### Data in this exercise
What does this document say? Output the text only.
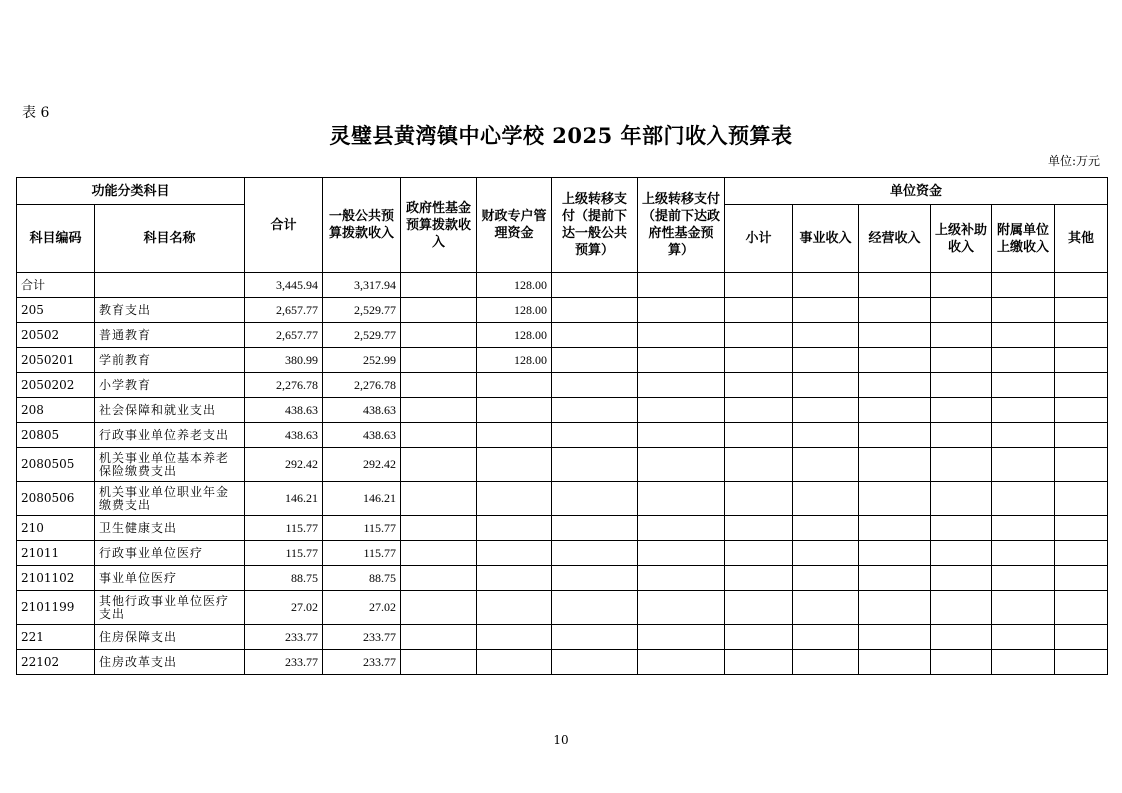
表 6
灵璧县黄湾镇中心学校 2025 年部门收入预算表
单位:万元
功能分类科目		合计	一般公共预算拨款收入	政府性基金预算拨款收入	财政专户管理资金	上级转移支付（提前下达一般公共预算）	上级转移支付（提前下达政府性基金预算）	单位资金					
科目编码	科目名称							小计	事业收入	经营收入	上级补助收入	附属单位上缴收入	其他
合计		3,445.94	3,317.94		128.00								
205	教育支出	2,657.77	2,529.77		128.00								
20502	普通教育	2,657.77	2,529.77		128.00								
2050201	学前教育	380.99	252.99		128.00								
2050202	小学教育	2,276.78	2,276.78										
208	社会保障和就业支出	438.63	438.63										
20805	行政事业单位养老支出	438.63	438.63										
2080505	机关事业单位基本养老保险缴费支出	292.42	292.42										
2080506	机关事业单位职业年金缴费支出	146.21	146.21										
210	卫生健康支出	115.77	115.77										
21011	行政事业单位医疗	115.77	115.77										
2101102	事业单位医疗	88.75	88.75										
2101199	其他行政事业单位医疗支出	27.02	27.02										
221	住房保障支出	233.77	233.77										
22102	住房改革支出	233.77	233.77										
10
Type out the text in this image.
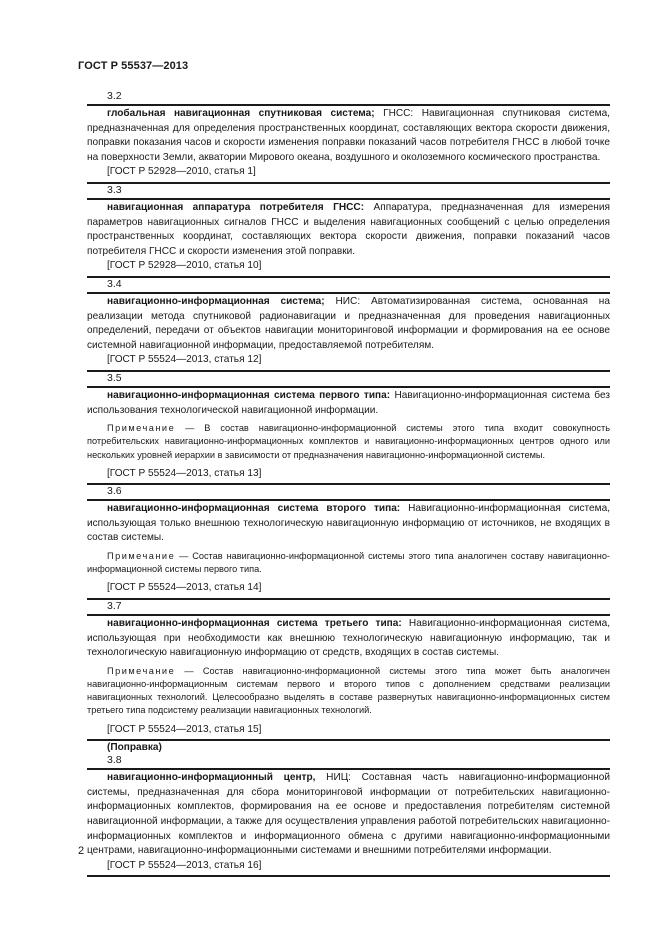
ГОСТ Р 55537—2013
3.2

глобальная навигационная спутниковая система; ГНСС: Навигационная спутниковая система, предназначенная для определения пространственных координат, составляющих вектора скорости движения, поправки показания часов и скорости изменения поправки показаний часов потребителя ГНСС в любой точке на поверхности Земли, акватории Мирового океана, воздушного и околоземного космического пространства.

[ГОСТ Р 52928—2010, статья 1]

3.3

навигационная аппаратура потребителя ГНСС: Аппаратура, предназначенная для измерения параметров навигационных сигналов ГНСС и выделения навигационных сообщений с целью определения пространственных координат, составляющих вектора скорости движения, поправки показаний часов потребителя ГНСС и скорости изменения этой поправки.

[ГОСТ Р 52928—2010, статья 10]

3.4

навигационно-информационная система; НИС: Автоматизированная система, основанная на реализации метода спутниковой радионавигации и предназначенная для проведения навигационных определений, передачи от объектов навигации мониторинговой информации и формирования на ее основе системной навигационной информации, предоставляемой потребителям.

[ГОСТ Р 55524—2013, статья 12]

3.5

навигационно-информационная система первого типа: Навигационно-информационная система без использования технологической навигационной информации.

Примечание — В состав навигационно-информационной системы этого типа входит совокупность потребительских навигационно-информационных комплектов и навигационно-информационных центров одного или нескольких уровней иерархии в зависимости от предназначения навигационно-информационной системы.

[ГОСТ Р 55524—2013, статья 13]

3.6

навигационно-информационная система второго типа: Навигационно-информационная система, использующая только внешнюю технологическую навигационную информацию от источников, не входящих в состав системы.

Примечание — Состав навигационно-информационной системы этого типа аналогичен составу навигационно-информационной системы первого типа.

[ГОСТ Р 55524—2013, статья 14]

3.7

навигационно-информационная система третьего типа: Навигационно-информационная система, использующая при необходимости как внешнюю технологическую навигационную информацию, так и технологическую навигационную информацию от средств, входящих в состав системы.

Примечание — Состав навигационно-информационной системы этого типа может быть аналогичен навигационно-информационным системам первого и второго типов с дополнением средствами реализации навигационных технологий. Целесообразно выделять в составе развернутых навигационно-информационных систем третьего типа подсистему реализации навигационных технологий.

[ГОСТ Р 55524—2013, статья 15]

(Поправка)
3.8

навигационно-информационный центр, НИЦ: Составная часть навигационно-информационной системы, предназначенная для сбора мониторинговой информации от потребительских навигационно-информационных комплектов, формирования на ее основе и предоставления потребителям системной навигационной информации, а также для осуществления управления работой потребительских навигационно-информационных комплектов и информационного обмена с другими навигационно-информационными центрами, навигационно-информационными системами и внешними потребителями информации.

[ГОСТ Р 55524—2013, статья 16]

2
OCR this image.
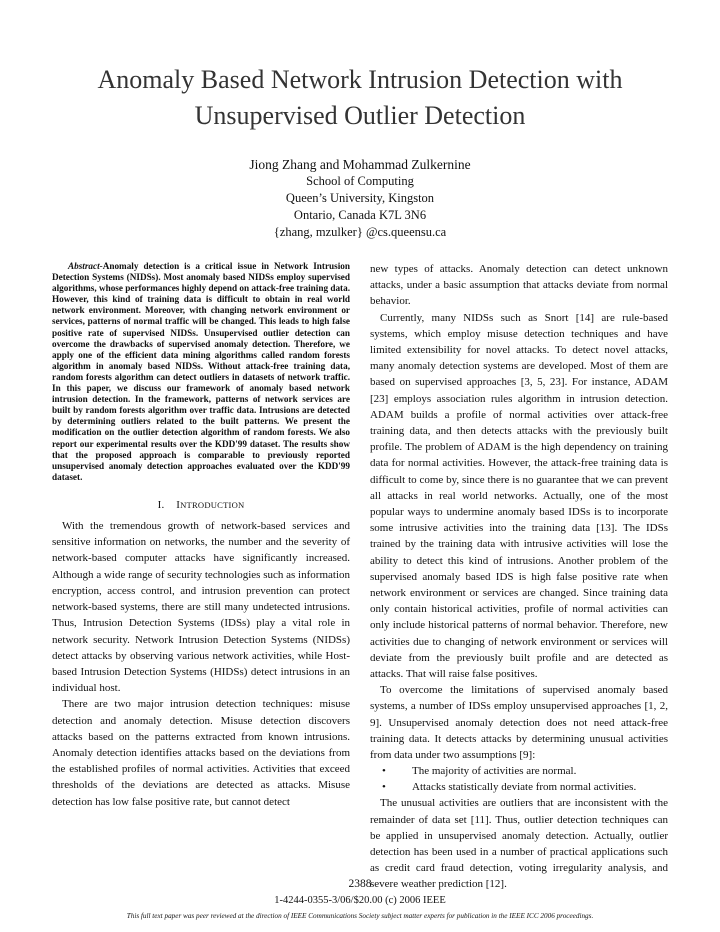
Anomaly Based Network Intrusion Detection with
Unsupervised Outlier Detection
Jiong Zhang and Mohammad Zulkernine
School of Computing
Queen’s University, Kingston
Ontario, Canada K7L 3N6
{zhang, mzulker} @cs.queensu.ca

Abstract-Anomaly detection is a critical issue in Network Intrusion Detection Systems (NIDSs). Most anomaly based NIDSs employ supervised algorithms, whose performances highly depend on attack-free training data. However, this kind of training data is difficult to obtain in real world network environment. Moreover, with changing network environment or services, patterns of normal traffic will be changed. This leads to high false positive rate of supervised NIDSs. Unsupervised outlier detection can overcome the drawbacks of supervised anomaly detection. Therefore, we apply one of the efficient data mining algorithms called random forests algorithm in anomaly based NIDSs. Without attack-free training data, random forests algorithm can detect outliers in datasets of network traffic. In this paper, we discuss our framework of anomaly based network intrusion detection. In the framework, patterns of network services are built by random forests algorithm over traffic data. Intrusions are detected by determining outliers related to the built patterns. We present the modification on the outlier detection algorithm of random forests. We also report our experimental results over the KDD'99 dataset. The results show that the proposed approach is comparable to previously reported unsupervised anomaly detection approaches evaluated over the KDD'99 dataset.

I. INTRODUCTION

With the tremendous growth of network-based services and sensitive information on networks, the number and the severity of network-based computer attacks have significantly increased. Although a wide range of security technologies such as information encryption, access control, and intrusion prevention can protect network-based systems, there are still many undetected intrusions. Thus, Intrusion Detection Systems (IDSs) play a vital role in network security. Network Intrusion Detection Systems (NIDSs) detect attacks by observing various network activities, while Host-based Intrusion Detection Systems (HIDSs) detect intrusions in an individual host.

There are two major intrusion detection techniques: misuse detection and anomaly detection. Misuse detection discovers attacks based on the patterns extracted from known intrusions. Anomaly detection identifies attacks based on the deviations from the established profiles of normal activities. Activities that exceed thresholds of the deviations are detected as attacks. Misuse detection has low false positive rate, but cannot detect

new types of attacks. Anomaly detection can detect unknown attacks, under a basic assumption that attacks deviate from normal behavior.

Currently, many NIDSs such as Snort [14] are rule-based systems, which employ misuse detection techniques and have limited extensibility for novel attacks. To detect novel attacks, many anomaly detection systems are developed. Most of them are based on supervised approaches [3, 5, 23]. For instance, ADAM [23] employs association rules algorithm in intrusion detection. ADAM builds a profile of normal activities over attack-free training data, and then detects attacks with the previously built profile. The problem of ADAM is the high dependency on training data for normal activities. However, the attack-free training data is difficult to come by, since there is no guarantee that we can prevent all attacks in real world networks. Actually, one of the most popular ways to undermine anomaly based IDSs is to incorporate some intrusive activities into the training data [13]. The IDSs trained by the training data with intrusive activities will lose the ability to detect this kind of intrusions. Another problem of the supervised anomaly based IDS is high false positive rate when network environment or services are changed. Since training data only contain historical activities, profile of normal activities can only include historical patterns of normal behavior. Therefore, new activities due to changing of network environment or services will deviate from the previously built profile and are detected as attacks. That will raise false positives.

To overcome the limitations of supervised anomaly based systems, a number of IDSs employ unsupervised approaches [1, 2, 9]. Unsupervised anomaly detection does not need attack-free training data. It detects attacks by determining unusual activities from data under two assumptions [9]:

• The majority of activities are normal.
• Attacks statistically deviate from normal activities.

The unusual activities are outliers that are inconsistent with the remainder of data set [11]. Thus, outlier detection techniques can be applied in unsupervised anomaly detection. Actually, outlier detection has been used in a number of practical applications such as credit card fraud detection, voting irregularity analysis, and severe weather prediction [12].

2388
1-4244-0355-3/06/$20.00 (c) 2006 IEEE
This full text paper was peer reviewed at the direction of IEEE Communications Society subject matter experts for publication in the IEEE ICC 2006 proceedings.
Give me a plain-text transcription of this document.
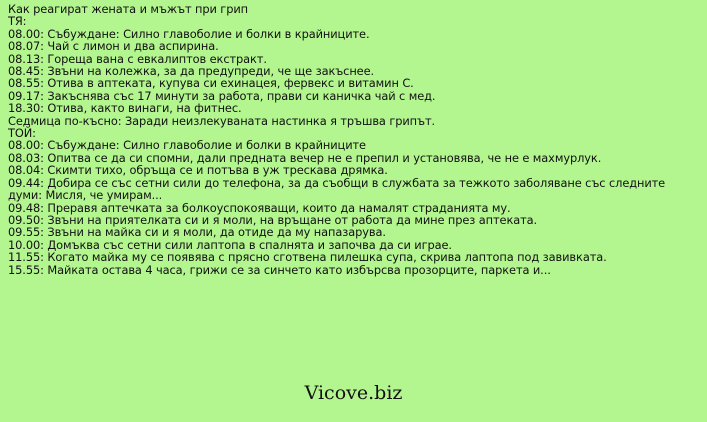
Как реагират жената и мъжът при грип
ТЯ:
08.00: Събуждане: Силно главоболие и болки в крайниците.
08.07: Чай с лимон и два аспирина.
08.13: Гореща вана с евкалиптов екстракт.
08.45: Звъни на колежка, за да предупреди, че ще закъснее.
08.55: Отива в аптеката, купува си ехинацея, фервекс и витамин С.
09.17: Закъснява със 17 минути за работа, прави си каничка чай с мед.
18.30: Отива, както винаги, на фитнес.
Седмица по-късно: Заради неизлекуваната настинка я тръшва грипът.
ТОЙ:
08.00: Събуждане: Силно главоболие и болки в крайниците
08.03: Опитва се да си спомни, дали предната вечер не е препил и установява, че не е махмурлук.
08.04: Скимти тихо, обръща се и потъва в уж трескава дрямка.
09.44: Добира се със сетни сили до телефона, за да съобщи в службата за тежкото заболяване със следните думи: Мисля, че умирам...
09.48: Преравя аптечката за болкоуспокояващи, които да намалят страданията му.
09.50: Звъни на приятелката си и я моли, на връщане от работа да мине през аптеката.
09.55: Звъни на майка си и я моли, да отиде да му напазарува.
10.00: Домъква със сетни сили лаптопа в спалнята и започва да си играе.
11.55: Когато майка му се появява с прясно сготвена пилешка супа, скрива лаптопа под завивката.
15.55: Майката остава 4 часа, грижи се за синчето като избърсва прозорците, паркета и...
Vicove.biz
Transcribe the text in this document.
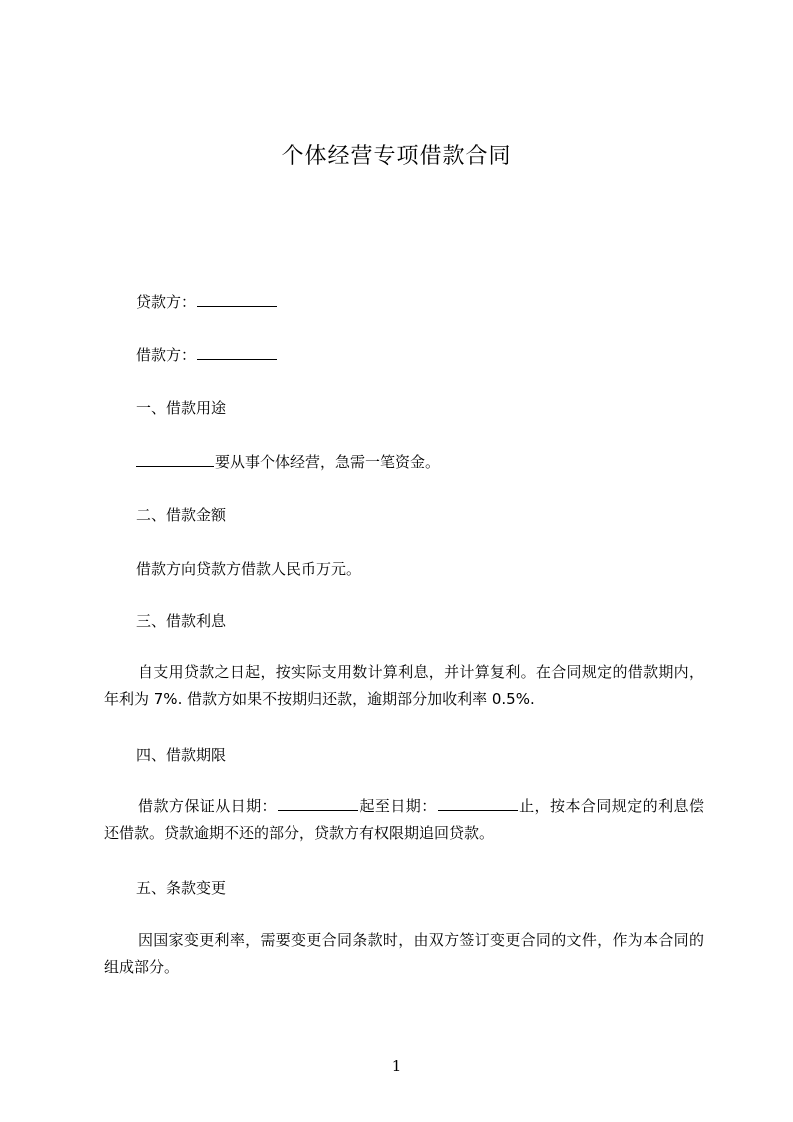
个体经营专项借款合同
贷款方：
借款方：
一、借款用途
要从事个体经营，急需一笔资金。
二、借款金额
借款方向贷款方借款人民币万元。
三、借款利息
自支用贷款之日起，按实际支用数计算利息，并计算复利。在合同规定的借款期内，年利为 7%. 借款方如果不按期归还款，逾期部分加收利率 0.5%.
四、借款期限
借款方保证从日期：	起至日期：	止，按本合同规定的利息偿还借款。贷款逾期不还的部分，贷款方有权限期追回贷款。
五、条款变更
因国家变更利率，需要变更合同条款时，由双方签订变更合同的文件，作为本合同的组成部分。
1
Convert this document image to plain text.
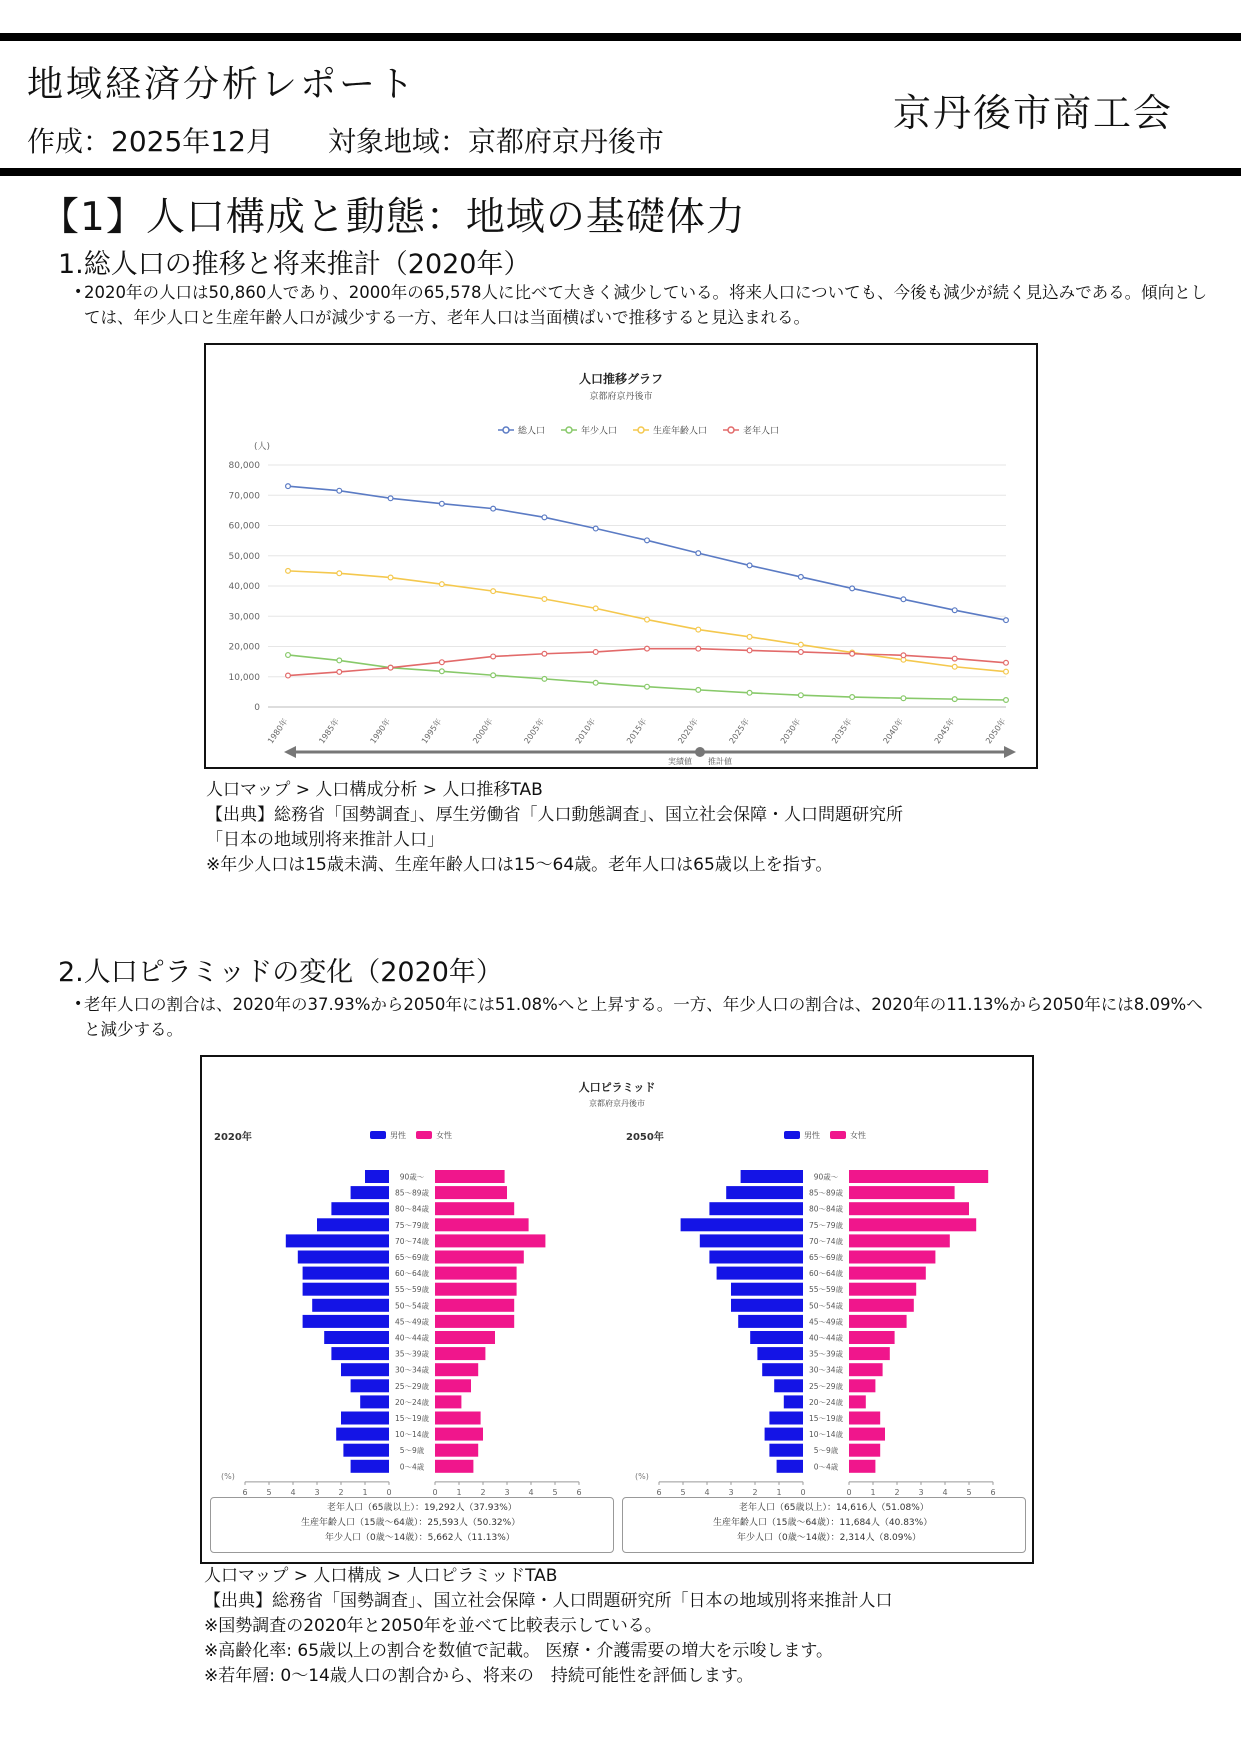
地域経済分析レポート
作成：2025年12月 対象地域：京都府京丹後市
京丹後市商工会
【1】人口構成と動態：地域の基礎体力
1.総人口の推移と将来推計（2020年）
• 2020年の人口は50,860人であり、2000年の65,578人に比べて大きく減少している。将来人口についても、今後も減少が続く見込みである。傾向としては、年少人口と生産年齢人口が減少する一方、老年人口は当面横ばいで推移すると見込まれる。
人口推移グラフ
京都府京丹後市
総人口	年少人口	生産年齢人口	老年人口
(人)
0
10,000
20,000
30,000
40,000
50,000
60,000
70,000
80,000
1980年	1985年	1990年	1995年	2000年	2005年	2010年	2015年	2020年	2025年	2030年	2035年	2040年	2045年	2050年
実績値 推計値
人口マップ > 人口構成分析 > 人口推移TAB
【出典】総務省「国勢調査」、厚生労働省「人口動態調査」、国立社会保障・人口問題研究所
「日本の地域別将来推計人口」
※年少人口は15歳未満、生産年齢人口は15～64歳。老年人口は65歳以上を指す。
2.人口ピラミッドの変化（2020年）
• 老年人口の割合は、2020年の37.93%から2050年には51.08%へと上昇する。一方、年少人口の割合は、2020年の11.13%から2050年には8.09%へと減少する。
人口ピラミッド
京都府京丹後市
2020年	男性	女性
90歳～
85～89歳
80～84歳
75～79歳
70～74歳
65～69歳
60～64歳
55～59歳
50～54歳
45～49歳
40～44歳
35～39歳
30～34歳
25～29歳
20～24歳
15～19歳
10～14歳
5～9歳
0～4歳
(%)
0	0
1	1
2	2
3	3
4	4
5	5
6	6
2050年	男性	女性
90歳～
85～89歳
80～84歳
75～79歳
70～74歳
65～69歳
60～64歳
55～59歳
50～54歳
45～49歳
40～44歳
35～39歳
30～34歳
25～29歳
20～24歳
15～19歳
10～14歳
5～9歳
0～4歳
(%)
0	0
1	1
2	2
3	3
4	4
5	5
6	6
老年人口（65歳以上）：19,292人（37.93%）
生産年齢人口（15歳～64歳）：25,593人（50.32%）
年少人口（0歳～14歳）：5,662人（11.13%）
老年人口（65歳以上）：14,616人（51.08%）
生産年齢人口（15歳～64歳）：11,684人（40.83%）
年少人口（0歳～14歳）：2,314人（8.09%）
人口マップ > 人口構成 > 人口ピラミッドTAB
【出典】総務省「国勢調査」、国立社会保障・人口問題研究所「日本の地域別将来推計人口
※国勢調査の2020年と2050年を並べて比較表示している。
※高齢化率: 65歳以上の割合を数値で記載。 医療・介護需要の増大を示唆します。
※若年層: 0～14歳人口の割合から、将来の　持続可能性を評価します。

### Your goal
Identify the lines of the data that contain the word "text". Copy each of them.

### Task solution
What does this document say? Output the text only.
Type out the text in this image.
This full text paper was peer reviewed at the direction of IEEE Communications Society subject matter experts for publication in the IEEE ICC 2006 proceedings.
Give me a plain-text transcription of this document.
Transcribe the text in this document.
Convert this document image to plain text.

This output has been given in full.